## begin SUPPLIED ENTRIES

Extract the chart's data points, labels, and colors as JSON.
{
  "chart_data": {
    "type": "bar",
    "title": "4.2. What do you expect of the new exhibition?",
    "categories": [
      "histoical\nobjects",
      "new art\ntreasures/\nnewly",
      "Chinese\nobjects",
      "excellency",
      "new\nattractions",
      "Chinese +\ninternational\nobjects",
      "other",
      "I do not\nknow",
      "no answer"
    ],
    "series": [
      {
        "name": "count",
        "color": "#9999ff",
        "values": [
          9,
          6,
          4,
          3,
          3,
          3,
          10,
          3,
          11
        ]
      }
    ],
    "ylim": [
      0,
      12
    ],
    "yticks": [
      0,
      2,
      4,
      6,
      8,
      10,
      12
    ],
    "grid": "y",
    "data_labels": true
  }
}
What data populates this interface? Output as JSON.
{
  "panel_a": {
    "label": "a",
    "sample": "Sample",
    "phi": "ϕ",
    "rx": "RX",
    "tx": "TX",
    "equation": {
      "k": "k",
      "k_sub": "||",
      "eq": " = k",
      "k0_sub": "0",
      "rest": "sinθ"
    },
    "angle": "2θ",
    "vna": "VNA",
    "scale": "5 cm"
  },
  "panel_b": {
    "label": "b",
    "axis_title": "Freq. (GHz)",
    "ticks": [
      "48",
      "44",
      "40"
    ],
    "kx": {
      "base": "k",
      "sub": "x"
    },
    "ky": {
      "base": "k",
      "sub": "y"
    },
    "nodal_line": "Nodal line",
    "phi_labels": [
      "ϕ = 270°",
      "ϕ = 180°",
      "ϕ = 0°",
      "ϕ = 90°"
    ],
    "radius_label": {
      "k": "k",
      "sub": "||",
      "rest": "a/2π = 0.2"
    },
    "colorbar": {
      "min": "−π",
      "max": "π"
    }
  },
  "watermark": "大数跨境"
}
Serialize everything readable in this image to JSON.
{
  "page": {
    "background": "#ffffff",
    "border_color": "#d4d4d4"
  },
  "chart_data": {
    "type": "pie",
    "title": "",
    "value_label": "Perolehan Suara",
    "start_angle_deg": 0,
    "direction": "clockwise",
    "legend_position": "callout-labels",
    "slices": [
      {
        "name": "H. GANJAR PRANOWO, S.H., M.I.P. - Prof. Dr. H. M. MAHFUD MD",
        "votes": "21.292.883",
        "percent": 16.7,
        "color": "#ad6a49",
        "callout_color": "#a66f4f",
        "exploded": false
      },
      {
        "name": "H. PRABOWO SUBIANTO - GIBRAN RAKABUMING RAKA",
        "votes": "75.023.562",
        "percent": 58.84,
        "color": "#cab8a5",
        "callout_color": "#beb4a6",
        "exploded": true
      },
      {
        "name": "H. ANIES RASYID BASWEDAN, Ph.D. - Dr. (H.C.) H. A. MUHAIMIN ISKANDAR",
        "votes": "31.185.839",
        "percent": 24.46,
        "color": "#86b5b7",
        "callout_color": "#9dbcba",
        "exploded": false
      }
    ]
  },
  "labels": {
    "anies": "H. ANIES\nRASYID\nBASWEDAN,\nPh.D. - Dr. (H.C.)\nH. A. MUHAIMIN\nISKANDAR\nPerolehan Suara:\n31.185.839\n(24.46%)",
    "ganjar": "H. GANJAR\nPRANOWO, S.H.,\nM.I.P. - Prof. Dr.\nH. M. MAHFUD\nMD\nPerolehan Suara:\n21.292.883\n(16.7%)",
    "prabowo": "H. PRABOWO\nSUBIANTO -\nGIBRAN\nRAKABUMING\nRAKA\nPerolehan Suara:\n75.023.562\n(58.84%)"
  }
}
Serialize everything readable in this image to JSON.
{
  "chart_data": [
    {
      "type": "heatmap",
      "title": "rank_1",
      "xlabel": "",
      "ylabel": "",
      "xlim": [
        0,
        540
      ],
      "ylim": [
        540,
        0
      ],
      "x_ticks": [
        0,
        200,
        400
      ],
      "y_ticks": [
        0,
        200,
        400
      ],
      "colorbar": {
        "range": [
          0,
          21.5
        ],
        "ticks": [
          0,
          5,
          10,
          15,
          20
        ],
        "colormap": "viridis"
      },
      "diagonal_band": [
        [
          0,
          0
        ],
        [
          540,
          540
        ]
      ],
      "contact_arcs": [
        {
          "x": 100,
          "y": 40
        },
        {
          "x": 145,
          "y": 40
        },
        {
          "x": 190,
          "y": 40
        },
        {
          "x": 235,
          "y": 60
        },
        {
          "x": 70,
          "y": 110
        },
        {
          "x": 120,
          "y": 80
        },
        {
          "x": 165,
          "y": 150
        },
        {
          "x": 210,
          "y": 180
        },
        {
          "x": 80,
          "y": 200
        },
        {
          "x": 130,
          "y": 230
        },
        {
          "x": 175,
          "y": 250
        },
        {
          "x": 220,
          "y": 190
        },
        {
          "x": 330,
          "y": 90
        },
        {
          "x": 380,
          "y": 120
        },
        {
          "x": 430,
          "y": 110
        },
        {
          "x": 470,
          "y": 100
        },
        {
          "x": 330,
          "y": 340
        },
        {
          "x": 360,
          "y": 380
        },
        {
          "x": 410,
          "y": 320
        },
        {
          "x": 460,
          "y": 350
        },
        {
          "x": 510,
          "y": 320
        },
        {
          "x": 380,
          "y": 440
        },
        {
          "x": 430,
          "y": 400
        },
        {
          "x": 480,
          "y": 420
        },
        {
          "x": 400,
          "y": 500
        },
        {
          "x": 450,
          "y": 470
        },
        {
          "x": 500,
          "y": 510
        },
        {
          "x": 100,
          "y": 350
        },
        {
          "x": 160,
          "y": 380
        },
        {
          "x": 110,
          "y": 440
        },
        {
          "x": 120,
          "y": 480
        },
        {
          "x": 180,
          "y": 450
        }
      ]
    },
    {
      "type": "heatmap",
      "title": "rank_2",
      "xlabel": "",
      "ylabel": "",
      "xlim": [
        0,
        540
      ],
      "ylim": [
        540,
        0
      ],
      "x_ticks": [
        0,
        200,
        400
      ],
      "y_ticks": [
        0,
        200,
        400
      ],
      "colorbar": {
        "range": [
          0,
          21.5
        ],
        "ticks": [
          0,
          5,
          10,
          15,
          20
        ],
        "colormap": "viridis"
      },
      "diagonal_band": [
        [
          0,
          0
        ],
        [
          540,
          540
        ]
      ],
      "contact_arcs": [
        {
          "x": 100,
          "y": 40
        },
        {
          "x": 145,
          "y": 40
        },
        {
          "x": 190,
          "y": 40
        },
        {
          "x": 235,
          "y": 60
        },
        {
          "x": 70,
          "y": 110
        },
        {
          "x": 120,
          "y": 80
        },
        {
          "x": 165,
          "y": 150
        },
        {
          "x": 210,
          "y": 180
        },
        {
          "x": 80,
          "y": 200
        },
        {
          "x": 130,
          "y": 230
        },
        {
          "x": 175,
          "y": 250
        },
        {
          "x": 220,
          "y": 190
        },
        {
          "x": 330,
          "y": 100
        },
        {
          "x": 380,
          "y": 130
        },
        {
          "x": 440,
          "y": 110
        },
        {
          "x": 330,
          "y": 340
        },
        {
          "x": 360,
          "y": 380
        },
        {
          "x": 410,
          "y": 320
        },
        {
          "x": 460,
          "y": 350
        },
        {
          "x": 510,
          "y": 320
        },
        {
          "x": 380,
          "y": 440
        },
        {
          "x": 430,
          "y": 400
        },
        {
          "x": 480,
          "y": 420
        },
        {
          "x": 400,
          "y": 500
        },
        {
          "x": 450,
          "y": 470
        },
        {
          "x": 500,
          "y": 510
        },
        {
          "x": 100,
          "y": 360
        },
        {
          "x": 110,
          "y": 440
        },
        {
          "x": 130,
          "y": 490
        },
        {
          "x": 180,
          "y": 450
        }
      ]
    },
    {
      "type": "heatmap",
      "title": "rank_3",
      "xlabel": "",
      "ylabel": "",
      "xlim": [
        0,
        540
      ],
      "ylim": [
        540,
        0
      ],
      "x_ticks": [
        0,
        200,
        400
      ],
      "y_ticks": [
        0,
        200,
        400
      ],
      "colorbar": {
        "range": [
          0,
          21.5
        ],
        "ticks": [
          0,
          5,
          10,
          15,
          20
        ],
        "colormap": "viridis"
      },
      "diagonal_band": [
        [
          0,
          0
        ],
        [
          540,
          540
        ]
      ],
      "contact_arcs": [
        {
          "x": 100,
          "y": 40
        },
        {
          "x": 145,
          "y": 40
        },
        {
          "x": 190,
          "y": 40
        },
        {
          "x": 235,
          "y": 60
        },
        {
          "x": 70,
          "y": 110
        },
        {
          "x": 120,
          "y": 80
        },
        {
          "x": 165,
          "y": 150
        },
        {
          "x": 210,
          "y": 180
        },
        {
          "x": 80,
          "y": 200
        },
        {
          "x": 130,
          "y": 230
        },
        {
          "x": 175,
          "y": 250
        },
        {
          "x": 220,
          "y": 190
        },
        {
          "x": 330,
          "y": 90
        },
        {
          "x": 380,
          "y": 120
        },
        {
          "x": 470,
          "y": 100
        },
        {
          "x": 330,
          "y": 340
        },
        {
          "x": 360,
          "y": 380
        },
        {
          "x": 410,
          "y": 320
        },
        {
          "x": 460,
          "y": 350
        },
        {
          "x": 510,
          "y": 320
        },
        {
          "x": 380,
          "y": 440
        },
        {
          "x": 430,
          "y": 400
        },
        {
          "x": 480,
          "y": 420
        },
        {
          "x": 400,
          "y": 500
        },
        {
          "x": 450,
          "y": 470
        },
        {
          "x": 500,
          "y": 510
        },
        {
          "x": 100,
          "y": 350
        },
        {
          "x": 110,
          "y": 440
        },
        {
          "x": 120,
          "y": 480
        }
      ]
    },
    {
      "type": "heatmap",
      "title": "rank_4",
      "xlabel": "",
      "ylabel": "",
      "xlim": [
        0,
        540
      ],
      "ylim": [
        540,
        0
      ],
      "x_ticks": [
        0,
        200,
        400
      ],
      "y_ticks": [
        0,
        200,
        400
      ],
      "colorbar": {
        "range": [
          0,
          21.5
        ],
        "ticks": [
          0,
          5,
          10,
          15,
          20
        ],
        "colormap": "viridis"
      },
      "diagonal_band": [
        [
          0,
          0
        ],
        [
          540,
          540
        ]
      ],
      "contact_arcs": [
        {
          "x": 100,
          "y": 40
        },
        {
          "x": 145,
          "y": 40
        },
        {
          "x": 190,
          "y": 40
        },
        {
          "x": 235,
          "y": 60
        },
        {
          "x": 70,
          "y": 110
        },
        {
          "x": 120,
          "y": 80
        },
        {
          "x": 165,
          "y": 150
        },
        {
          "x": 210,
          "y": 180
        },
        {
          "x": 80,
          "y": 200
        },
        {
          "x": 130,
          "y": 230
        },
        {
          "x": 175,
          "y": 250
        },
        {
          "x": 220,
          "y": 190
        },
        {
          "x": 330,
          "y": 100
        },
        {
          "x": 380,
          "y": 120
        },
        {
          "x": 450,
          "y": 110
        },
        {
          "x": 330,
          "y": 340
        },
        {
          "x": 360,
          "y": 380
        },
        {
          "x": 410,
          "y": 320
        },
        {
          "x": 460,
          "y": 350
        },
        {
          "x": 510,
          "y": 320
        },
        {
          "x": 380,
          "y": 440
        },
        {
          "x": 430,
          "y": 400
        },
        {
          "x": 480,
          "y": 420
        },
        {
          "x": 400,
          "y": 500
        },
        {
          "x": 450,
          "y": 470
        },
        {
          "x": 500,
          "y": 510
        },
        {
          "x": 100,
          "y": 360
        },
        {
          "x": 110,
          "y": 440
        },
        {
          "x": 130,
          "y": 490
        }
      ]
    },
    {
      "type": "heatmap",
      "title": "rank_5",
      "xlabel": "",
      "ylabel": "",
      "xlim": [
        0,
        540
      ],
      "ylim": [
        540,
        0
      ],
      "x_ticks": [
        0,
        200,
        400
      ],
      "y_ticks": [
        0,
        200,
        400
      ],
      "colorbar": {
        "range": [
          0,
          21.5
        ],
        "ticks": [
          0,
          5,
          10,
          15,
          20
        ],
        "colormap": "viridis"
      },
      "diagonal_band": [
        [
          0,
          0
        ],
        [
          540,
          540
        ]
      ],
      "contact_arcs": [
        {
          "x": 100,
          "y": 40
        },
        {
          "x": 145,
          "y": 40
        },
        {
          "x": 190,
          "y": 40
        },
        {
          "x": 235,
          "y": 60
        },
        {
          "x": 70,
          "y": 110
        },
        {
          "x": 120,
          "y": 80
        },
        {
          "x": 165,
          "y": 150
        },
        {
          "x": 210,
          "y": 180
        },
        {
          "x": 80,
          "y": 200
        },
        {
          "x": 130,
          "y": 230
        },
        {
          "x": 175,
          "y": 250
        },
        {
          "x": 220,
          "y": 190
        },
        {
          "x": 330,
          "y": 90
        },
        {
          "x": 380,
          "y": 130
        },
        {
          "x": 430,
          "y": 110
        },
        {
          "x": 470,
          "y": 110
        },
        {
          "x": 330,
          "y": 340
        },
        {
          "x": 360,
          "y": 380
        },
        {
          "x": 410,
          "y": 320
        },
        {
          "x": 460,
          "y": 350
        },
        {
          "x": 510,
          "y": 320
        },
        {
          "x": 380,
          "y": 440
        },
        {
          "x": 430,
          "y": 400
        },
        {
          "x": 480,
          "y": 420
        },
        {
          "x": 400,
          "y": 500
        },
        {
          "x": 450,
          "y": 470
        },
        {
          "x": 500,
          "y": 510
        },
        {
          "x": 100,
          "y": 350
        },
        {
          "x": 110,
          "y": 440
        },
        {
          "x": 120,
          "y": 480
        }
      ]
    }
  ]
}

## end SUPPLIED ENTRIES

EXERCISE OBJECTIVE: Scan the lines above for "votes", then copy every one that has it.

EXPECTED ANSWER:
        "votes": "21.292.883",
        "votes": "75.023.562",
        "votes": "31.185.839",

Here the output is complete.